Give back only the lines from the one with "What does this" through the last line of the data, exactly as they appear.

Extracted records:
________________

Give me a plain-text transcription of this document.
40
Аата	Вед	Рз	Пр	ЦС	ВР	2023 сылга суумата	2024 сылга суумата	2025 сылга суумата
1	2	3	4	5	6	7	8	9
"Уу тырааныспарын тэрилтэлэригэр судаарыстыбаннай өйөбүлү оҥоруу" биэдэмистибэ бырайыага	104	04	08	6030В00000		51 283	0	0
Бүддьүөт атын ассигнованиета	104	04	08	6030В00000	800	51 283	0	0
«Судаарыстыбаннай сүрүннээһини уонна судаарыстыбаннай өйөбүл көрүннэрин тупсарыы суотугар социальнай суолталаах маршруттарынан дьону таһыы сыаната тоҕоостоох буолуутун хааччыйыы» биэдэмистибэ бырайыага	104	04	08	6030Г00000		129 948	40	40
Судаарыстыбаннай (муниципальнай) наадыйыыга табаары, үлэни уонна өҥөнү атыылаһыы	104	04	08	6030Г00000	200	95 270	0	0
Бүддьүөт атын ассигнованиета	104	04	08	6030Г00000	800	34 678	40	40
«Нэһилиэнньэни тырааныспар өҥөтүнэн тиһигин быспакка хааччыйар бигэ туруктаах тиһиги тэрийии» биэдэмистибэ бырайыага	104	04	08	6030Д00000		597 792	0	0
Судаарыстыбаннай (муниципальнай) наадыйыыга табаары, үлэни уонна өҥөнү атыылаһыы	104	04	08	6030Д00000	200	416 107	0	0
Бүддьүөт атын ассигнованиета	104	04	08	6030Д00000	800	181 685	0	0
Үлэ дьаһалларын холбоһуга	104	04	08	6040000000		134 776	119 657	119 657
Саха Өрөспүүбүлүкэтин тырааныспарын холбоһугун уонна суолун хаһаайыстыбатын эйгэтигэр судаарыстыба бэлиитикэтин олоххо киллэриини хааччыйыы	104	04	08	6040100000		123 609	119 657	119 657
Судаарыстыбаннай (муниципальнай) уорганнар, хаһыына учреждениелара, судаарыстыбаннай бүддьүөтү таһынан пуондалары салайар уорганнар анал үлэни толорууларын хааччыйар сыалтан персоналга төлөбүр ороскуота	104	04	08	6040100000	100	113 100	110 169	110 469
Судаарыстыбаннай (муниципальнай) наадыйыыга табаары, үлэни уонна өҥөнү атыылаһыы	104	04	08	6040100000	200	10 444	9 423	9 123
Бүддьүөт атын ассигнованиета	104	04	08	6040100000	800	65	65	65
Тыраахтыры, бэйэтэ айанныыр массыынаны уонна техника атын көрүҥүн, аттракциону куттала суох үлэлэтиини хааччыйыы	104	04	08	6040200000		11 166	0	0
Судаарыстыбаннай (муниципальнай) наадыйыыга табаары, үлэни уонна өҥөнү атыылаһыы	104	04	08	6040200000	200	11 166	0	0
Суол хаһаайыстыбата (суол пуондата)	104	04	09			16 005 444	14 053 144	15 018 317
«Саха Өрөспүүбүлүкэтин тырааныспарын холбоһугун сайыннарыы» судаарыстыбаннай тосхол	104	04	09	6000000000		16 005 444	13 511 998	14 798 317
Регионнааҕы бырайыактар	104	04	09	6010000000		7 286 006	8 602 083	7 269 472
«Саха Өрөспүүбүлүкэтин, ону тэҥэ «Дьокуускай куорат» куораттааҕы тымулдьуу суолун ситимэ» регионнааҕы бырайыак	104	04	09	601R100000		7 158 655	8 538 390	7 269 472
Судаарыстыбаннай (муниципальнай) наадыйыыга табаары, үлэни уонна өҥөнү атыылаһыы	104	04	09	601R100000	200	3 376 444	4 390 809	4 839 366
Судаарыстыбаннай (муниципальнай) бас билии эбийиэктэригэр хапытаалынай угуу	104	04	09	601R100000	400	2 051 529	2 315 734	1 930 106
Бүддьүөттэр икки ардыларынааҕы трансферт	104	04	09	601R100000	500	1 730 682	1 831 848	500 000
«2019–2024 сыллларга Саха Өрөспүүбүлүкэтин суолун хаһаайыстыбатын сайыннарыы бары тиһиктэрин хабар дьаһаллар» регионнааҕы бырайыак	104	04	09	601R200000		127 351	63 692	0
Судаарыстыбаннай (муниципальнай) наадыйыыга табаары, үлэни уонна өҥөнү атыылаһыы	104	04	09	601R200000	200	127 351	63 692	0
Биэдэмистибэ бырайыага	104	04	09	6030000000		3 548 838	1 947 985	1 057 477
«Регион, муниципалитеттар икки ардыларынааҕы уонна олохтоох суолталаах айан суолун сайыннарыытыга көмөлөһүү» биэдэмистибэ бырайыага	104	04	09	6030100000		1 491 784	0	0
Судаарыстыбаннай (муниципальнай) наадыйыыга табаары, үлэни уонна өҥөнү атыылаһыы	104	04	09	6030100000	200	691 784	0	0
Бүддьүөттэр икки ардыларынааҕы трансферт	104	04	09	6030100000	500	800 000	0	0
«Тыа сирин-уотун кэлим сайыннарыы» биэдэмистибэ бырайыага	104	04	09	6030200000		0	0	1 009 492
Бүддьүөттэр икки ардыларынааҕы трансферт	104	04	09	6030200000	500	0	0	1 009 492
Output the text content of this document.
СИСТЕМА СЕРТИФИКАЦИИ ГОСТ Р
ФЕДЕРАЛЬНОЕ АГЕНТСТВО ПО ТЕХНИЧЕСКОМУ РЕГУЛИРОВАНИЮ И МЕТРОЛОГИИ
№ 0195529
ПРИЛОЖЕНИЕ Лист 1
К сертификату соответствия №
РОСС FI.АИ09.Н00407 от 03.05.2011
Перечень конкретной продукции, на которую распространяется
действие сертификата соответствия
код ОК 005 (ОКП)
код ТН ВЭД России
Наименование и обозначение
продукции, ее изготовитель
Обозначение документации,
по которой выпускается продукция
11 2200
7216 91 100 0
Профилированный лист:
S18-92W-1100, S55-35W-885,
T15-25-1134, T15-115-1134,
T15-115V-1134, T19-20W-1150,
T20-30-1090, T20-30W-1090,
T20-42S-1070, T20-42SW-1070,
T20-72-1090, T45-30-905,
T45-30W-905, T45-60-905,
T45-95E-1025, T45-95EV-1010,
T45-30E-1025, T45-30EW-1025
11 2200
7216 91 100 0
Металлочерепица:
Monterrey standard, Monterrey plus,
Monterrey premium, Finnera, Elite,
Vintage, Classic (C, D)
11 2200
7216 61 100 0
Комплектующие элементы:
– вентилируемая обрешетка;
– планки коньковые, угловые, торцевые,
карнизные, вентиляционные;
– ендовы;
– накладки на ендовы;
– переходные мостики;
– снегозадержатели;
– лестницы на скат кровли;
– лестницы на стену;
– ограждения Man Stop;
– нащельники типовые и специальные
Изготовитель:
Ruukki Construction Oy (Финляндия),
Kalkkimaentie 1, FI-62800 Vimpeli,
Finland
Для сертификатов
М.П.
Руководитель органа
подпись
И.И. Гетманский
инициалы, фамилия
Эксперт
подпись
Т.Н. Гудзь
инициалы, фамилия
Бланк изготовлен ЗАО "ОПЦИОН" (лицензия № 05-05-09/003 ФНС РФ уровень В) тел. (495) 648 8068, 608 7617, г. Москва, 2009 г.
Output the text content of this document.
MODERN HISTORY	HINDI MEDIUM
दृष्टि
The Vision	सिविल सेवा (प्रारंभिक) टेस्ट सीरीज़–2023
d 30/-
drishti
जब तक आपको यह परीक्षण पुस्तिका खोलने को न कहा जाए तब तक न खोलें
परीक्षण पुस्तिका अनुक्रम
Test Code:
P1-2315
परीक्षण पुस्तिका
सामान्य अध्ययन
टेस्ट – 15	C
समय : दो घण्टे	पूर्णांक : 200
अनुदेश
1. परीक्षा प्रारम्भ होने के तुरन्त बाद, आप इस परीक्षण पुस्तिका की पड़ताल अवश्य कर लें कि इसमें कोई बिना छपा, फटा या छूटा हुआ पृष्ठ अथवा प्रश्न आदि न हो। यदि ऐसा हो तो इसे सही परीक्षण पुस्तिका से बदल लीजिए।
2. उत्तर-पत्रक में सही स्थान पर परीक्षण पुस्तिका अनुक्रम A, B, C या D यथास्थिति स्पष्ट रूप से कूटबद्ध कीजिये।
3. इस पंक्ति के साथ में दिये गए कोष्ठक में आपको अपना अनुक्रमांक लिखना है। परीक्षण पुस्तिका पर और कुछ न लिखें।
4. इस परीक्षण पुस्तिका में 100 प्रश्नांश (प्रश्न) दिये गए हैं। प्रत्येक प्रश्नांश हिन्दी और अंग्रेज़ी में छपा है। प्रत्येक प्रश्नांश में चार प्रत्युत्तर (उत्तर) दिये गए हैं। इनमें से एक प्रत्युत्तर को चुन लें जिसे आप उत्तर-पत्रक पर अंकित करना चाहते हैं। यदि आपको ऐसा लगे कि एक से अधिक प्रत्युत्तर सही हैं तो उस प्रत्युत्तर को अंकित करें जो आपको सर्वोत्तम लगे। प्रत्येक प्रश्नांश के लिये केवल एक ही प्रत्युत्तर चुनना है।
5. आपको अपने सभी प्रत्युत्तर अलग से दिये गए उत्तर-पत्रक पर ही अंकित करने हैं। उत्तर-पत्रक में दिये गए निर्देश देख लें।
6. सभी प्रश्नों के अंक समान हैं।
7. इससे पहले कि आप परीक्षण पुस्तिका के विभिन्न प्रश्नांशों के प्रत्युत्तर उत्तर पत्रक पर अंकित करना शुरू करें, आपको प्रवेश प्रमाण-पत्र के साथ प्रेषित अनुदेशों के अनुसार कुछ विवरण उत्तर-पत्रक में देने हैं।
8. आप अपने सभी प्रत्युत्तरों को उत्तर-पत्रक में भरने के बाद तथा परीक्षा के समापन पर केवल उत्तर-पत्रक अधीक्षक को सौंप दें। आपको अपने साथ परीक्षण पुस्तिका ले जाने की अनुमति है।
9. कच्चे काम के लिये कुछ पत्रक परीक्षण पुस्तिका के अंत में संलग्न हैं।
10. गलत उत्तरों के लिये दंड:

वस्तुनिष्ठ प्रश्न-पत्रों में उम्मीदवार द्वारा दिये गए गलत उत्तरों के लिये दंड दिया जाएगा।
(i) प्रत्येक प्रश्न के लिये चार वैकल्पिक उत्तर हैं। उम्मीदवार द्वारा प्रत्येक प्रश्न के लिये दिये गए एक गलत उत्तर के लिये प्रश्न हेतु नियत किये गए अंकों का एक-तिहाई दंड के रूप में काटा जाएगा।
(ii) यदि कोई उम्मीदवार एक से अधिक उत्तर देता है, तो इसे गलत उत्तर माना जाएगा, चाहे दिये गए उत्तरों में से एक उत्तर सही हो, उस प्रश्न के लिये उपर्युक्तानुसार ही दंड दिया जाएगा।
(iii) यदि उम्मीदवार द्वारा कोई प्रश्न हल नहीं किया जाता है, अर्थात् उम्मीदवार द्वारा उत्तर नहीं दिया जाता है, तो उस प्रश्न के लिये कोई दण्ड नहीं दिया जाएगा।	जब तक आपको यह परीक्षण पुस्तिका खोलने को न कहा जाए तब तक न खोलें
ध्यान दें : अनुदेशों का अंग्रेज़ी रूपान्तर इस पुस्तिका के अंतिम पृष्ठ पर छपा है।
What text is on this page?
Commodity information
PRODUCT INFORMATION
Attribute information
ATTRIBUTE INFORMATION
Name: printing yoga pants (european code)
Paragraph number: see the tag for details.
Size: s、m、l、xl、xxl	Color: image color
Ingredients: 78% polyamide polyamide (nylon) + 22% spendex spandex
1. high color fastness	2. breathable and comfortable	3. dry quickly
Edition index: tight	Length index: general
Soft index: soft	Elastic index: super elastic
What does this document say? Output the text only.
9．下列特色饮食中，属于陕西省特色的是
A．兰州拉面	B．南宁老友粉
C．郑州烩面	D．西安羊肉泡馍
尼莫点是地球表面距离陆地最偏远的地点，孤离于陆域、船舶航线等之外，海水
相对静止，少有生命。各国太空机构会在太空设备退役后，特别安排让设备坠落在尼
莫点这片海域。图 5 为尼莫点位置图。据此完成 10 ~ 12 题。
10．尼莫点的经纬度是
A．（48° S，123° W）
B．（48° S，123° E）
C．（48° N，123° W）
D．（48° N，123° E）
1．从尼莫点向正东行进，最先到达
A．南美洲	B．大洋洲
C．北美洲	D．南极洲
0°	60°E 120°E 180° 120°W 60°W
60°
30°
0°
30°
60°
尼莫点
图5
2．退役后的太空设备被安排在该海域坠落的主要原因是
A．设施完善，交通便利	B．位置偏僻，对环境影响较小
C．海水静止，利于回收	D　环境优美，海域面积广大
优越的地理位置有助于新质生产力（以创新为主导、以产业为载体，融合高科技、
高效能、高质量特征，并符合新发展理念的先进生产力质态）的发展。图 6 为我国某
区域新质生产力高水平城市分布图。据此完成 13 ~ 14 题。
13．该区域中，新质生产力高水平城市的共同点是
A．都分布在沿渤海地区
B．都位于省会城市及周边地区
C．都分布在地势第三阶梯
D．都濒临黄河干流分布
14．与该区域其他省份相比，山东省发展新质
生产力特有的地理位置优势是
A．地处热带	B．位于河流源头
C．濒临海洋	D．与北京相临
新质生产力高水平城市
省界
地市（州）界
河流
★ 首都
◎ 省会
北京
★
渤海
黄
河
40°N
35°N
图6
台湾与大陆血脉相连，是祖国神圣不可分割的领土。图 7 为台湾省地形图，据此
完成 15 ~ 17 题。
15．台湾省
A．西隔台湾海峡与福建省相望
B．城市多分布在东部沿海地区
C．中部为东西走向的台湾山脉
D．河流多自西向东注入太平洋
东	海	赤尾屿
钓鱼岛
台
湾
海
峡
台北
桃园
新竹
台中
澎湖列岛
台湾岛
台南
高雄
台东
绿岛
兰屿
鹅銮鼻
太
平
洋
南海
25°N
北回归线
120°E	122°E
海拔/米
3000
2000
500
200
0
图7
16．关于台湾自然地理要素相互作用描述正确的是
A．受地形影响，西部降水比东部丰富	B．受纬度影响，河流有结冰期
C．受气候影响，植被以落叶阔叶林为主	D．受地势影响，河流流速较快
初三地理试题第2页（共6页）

________________

* [WRITTEN ANSWER]:
What does this document say? Output the text only.
9．下列特色饮食中，属于陕西省特色的是
A．兰州拉面	B．南宁老友粉
C．郑州烩面	D．西安羊肉泡馍
尼莫点是地球表面距离陆地最偏远的地点，孤离于陆域、船舶航线等之外，海水
相对静止，少有生命。各国太空机构会在太空设备退役后，特别安排让设备坠落在尼
莫点这片海域。图 5 为尼莫点位置图。据此完成 10 ~ 12 题。
10．尼莫点的经纬度是
A．（48° S，123° W）
B．（48° S，123° E）
C．（48° N，123° W）
D．（48° N，123° E）
1．从尼莫点向正东行进，最先到达
A．南美洲	B．大洋洲
C．北美洲	D．南极洲
0°	60°E 120°E 180° 120°W 60°W
60°
30°
0°
30°
60°
尼莫点
图5
2．退役后的太空设备被安排在该海域坠落的主要原因是
A．设施完善，交通便利	B．位置偏僻，对环境影响较小
C．海水静止，利于回收	D　环境优美，海域面积广大
优越的地理位置有助于新质生产力（以创新为主导、以产业为载体，融合高科技、
高效能、高质量特征，并符合新发展理念的先进生产力质态）的发展。图 6 为我国某
区域新质生产力高水平城市分布图。据此完成 13 ~ 14 题。
13．该区域中，新质生产力高水平城市的共同点是
A．都分布在沿渤海地区
B．都位于省会城市及周边地区
C．都分布在地势第三阶梯
D．都濒临黄河干流分布
14．与该区域其他省份相比，山东省发展新质
生产力特有的地理位置优势是
A．地处热带	B．位于河流源头
C．濒临海洋	D．与北京相临
新质生产力高水平城市
省界
地市（州）界
河流
★ 首都
◎ 省会
北京
★
渤海
黄
河
40°N
35°N
图6
台湾与大陆血脉相连，是祖国神圣不可分割的领土。图 7 为台湾省地形图，据此
完成 15 ~ 17 题。
15．台湾省
A．西隔台湾海峡与福建省相望
B．城市多分布在东部沿海地区
C．中部为东西走向的台湾山脉
D．河流多自西向东注入太平洋
东	海	赤尾屿
钓鱼岛
台
湾
海
峡
台北
桃园
新竹
台中
澎湖列岛
台湾岛
台南
高雄
台东
绿岛
兰屿
鹅銮鼻
太
平
洋
南海
25°N
北回归线
120°E	122°E
海拔/米
3000
2000
500
200
0
图7
16．关于台湾自然地理要素相互作用描述正确的是
A．受地形影响，西部降水比东部丰富	B．受纬度影响，河流有结冰期
C．受气候影响，植被以落叶阔叶林为主	D．受地势影响，河流流速较快
初三地理试题第2页（共6页）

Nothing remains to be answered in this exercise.